#### SUPPLIED MATERIAL ####

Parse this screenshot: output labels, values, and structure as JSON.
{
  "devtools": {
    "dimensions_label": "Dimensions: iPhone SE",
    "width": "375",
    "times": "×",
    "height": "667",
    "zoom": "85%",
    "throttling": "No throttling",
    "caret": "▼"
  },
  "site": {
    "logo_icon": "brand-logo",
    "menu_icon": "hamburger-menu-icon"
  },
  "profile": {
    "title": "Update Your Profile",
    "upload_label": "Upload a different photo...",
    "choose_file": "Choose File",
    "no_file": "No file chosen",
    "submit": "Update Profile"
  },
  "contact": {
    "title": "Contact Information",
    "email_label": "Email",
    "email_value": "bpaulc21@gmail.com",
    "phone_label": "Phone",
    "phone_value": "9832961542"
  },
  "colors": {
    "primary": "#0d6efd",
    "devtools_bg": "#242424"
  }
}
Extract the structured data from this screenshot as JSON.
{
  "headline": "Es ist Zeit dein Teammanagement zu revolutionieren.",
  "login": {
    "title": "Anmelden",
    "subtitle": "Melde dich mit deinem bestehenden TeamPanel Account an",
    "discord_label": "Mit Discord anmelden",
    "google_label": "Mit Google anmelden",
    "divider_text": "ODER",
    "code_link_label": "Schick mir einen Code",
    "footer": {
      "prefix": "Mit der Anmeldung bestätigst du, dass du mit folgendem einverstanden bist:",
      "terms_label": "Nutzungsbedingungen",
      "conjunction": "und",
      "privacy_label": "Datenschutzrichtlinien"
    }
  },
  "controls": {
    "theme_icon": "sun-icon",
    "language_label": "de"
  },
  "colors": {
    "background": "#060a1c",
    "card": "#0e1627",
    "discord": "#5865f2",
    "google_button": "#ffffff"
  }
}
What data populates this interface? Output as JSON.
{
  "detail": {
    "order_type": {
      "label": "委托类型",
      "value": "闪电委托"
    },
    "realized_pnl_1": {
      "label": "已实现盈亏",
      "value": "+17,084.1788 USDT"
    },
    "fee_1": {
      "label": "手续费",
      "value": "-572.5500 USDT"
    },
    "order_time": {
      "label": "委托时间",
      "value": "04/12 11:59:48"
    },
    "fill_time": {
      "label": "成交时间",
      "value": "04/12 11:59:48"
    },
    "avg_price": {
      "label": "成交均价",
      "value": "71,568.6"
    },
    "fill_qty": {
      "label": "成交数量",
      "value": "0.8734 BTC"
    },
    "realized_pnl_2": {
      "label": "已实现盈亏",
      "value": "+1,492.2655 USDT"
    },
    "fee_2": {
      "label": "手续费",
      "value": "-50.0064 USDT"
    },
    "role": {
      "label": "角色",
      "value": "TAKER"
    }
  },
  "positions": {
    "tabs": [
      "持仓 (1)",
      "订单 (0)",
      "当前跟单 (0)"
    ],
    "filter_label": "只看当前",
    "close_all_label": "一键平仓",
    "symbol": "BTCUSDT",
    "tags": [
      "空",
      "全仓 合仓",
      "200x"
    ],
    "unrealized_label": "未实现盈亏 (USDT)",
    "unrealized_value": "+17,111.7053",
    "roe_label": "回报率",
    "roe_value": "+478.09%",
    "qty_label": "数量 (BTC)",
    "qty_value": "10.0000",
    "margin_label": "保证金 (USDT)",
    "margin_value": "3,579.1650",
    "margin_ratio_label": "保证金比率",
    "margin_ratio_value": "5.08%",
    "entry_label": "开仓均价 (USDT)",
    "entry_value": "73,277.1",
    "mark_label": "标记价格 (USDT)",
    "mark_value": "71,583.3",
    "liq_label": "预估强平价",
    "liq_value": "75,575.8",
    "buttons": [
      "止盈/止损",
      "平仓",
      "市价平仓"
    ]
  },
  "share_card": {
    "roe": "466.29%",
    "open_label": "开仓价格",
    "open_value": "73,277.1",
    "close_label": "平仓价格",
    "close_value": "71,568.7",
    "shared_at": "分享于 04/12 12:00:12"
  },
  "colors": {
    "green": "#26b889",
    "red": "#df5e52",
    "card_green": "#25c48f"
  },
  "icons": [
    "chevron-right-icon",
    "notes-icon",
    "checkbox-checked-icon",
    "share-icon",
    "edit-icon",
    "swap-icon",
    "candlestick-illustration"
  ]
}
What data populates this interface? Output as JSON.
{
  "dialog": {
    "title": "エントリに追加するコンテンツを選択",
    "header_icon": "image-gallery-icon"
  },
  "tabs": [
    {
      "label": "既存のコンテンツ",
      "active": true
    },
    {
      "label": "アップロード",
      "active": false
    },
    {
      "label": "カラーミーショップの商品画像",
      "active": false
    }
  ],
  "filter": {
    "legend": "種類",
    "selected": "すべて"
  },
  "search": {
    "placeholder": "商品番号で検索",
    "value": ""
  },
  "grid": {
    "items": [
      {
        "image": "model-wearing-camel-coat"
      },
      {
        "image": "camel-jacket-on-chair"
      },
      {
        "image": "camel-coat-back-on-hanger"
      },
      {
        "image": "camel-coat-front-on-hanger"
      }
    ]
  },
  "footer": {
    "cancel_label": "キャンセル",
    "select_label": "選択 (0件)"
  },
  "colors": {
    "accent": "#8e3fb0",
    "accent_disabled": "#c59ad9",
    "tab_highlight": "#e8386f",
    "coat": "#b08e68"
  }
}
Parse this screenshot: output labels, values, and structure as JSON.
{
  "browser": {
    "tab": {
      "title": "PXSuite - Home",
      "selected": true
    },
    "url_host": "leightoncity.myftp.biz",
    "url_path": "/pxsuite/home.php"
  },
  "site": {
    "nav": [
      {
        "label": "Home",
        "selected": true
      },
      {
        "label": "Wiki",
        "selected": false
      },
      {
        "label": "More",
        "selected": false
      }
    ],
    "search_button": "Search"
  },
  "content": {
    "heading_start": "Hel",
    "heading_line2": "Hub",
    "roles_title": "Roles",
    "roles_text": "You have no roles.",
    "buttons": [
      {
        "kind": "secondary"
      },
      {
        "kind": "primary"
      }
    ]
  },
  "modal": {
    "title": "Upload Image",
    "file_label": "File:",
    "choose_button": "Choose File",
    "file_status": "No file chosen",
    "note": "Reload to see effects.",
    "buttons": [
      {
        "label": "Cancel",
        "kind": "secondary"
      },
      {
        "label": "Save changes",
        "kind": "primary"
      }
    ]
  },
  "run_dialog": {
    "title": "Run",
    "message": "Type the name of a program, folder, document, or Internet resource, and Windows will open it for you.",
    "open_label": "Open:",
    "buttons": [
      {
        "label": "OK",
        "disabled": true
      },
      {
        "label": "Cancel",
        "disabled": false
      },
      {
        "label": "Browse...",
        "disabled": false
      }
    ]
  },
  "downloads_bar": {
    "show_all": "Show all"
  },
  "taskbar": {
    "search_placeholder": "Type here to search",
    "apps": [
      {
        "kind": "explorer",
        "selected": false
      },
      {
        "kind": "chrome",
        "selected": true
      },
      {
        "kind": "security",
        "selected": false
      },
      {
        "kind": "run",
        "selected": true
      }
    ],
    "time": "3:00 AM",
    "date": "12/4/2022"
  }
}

####

SHORT TASK: Lines of the material that contain the word "hanger" are to be gathered.

THE RESULT:
        "image": "camel-coat-back-on-hanger"
        "image": "camel-coat-front-on-hanger"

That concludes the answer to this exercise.